§ **Data listing**

## start

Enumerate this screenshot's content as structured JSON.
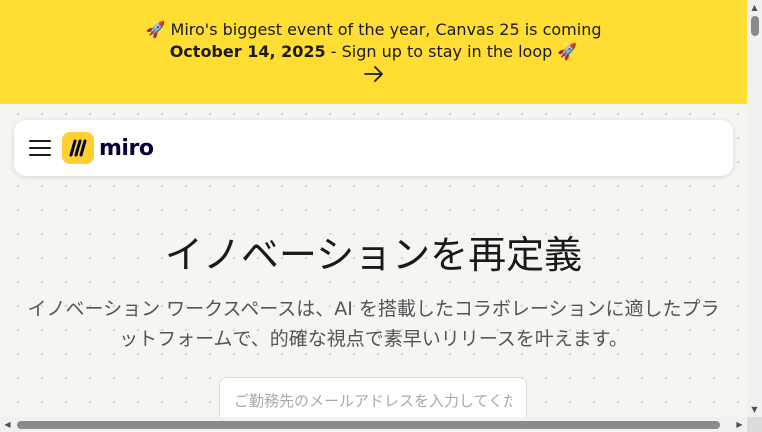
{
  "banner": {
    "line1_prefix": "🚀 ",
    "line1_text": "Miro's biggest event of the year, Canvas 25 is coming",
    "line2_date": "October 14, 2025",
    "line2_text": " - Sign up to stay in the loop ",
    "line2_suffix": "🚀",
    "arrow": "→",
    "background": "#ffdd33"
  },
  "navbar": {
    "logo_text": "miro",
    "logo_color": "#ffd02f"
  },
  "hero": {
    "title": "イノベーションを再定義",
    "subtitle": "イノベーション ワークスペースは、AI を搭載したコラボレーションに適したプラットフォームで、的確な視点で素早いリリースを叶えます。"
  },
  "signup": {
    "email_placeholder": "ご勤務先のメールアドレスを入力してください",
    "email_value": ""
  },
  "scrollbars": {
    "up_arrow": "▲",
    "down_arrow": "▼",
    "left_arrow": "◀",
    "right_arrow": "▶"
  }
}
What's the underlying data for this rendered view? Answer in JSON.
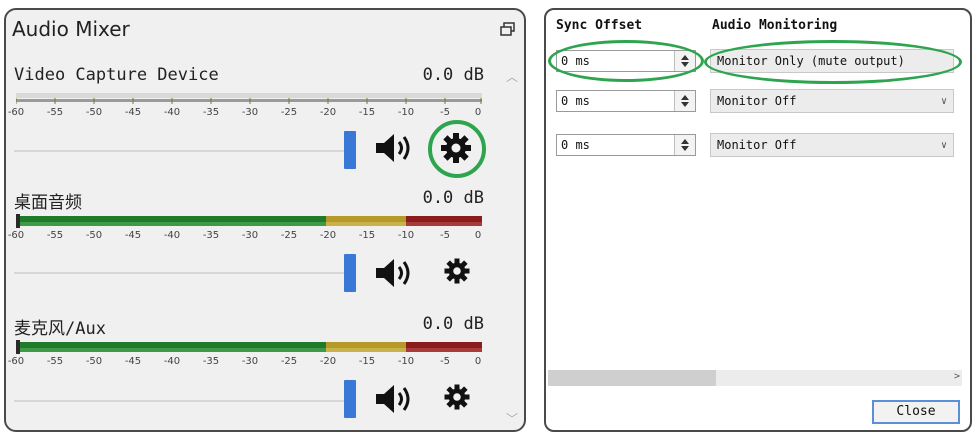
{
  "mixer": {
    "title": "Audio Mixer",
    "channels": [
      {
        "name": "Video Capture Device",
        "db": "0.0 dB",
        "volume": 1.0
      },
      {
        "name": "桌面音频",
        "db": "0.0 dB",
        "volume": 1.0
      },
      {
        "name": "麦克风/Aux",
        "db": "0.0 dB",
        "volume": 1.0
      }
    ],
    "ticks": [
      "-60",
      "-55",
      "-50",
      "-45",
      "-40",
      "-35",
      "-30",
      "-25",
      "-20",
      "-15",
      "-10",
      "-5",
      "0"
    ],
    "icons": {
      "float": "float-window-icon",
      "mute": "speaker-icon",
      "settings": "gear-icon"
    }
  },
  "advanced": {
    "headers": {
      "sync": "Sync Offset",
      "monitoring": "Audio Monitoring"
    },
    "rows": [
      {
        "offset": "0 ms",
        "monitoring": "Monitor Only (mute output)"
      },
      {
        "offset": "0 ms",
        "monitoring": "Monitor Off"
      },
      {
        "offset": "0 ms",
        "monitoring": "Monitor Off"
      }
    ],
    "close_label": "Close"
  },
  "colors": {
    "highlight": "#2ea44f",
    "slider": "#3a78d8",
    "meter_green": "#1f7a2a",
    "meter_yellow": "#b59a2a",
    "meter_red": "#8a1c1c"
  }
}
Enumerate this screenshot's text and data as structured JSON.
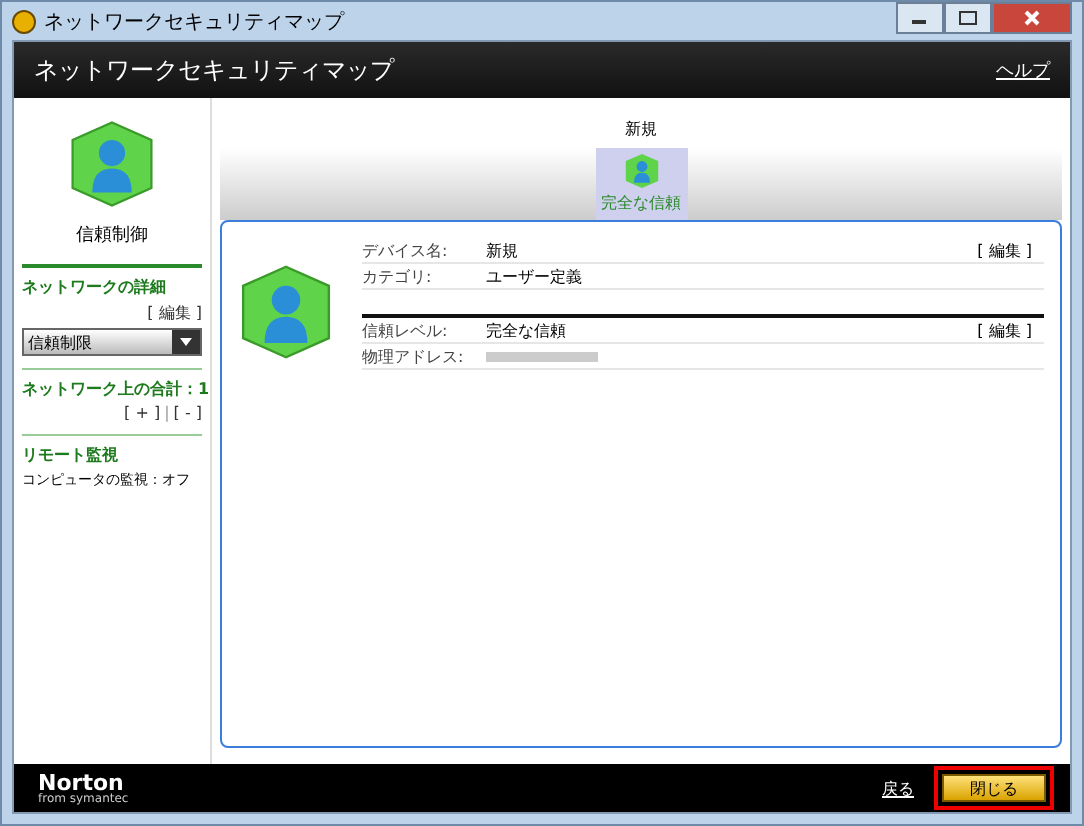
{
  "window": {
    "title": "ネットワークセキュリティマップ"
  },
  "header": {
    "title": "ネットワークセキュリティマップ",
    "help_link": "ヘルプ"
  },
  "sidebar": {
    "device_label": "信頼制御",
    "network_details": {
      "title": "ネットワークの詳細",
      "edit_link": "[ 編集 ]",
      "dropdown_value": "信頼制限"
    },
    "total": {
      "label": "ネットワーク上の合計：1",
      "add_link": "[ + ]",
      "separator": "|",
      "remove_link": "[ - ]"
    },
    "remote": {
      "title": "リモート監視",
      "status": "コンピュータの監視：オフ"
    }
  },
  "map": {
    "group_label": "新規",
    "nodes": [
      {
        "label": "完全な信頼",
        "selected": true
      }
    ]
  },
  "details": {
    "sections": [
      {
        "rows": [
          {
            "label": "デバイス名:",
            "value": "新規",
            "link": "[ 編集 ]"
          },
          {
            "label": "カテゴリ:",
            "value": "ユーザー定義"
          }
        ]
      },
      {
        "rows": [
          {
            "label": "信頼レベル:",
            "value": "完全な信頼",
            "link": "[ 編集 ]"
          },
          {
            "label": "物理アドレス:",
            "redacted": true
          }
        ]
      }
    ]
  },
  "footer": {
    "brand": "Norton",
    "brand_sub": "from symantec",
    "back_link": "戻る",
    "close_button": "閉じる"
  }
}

## end

§ **STATED TASK**
Your task is to list each line of the records with the word "screenshot".

§ **TASK ANSWER**
Enumerate this screenshot's content as structured JSON.
Enumerate this screenshot's text and data as structured JSON.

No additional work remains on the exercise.